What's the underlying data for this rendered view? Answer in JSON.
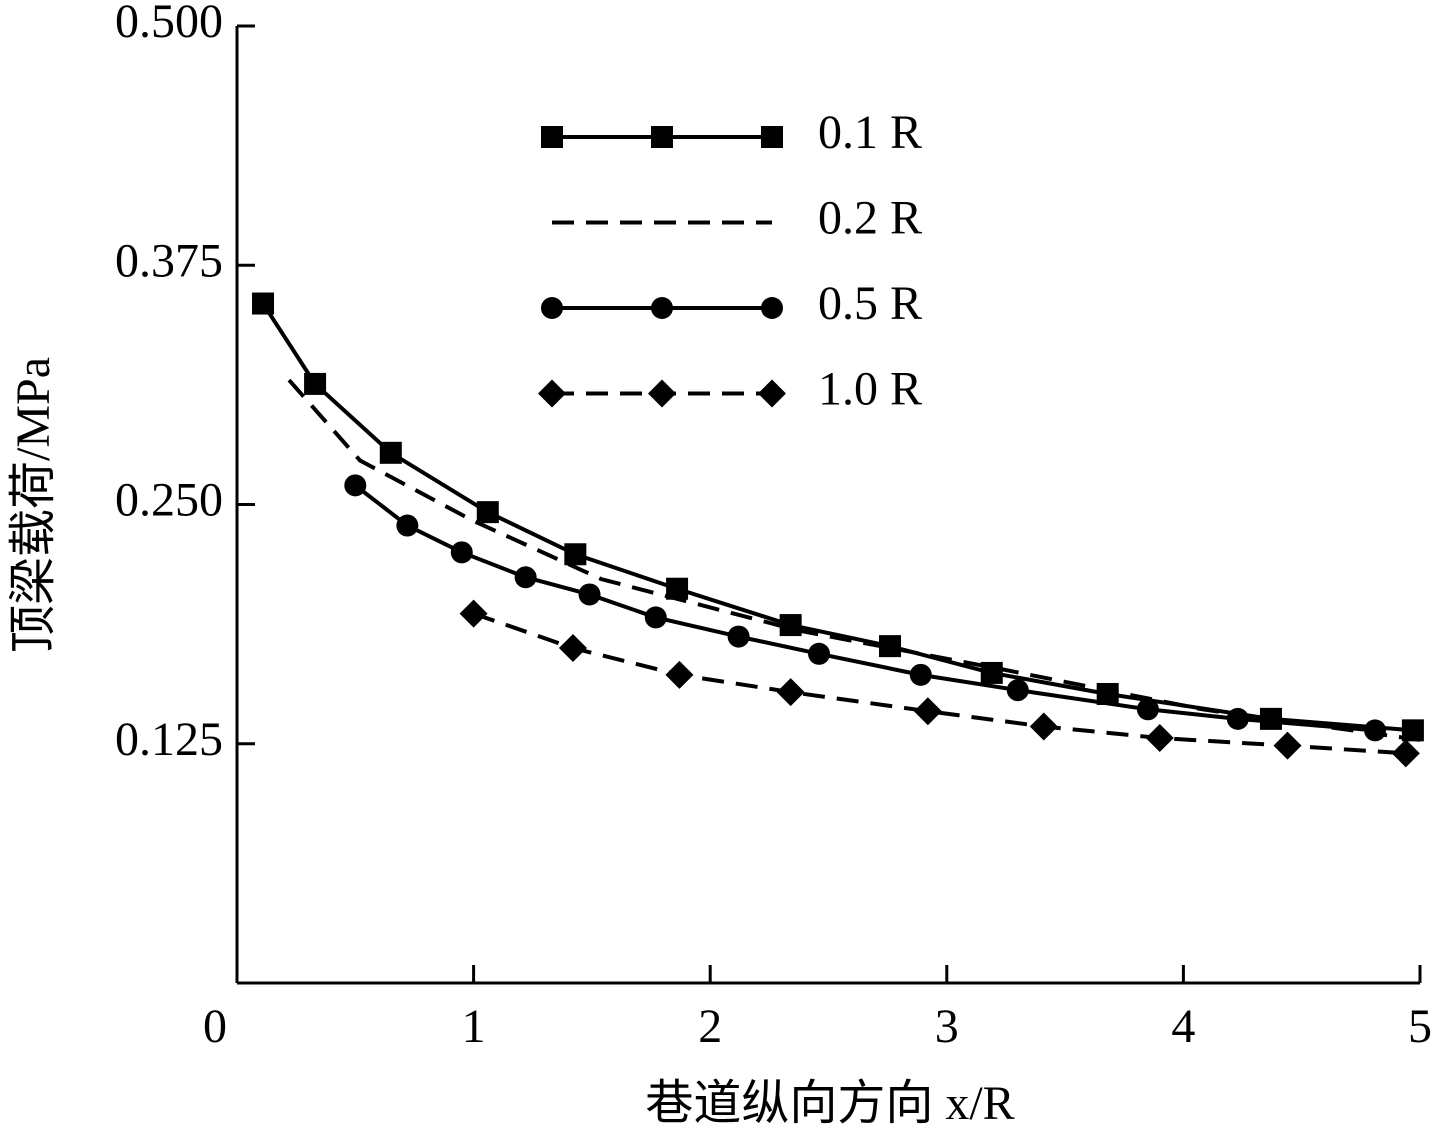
{
  "chart_data": {
    "type": "line",
    "xlabel": "巷道纵向方向 x/R",
    "ylabel": "顶梁载荷/MPa",
    "xlim": [
      0,
      5
    ],
    "ylim": [
      0,
      0.5
    ],
    "xticks": [
      0,
      1,
      2,
      3,
      4,
      5
    ],
    "yticks": [
      0.125,
      {
        "value": 0.25,
        "label": "0.250"
      },
      0.375,
      {
        "value": 0.5,
        "label": "0.500"
      }
    ],
    "grid": false,
    "legend": "top",
    "series": [
      {
        "name": "0.1 R",
        "color": "#000000",
        "marker": "square",
        "linestyle": "solid",
        "x": [
          0.11,
          0.33,
          0.65,
          1.06,
          1.43,
          1.86,
          2.34,
          2.76,
          3.19,
          3.68,
          4.37,
          4.97
        ],
        "values": [
          0.355,
          0.313,
          0.277,
          0.246,
          0.224,
          0.206,
          0.187,
          0.176,
          0.162,
          0.151,
          0.138,
          0.132
        ]
      },
      {
        "name": "0.2 R",
        "color": "#000000",
        "marker": "none",
        "linestyle": "dashed",
        "x": [
          0.22,
          0.52,
          0.99,
          1.54,
          2.38,
          3.23,
          4.08,
          5.0
        ],
        "values": [
          0.315,
          0.273,
          0.242,
          0.211,
          0.184,
          0.164,
          0.143,
          0.127
        ]
      },
      {
        "name": "0.5 R",
        "color": "#000000",
        "marker": "circle",
        "linestyle": "solid",
        "x": [
          0.5,
          0.72,
          0.95,
          1.22,
          1.49,
          1.77,
          2.12,
          2.46,
          2.89,
          3.3,
          3.85,
          4.23,
          4.81
        ],
        "values": [
          0.26,
          0.239,
          0.225,
          0.212,
          0.203,
          0.191,
          0.181,
          0.172,
          0.161,
          0.153,
          0.143,
          0.138,
          0.132
        ]
      },
      {
        "name": "1.0 R",
        "color": "#000000",
        "marker": "diamond",
        "linestyle": "dashed",
        "x": [
          1.0,
          1.42,
          1.87,
          2.34,
          2.92,
          3.41,
          3.9,
          4.44,
          4.94
        ],
        "values": [
          0.193,
          0.175,
          0.161,
          0.152,
          0.142,
          0.134,
          0.128,
          0.124,
          0.12
        ]
      }
    ]
  }
}
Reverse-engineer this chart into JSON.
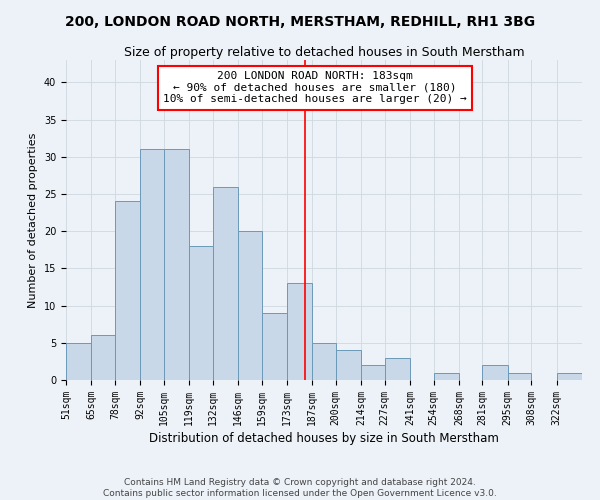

• [Exercise directions]:
Retype the data above exactly; pictures are not part of the copy.

• [Output of the task]:
What's the underlying data for this rendered view? Answer in JSON.
{
  "chart_data": {
    "type": "line",
    "xlabel": "巷道纵向方向 x/R",
    "ylabel": "顶梁载荷/MPa",
    "xlim": [
      0,
      5
    ],
    "ylim": [
      0,
      0.5
    ],
    "xticks": [
      0,
      1,
      2,
      3,
      4,
      5
    ],
    "yticks": [
      0.125,
      {
        "value": 0.25,
        "label": "0.250"
      },
      0.375,
      {
        "value": 0.5,
        "label": "0.500"
      }
    ],
    "grid": false,
    "legend": "top",
    "series": [
      {
        "name": "0.1 R",
        "color": "#000000",
        "marker": "square",
        "linestyle": "solid",
        "x": [
          0.11,
          0.33,
          0.65,
          1.06,
          1.43,
          1.86,
          2.34,
          2.76,
          3.19,
          3.68,
          4.37,
          4.97
        ],
        "values": [
          0.355,
          0.313,
          0.277,
          0.246,
          0.224,
          0.206,
          0.187,
          0.176,
          0.162,
          0.151,
          0.138,
          0.132
        ]
      },
      {
        "name": "0.2 R",
        "color": "#000000",
        "marker": "none",
        "linestyle": "dashed",
        "x": [
          0.22,
          0.52,
          0.99,
          1.54,
          2.38,
          3.23,
          4.08,
          5.0
        ],
        "values": [
          0.315,
          0.273,
          0.242,
          0.211,
          0.184,
          0.164,
          0.143,
          0.127
        ]
      },
      {
        "name": "0.5 R",
        "color": "#000000",
        "marker": "circle",
        "linestyle": "solid",
        "x": [
          0.5,
          0.72,
          0.95,
          1.22,
          1.49,
          1.77,
          2.12,
          2.46,
          2.89,
          3.3,
          3.85,
          4.23,
          4.81
        ],
        "values": [
          0.26,
          0.239,
          0.225,
          0.212,
          0.203,
          0.191,
          0.181,
          0.172,
          0.161,
          0.153,
          0.143,
          0.138,
          0.132
        ]
      },
      {
        "name": "1.0 R",
        "color": "#000000",
        "marker": "diamond",
        "linestyle": "dashed",
        "x": [
          1.0,
          1.42,
          1.87,
          2.34,
          2.92,
          3.41,
          3.9,
          4.44,
          4.94
        ],
        "values": [
          0.193,
          0.175,
          0.161,
          0.152,
          0.142,
          0.134,
          0.128,
          0.124,
          0.12
        ]
      }
    ]
  }
}
Reverse-engineer this chart into JSON.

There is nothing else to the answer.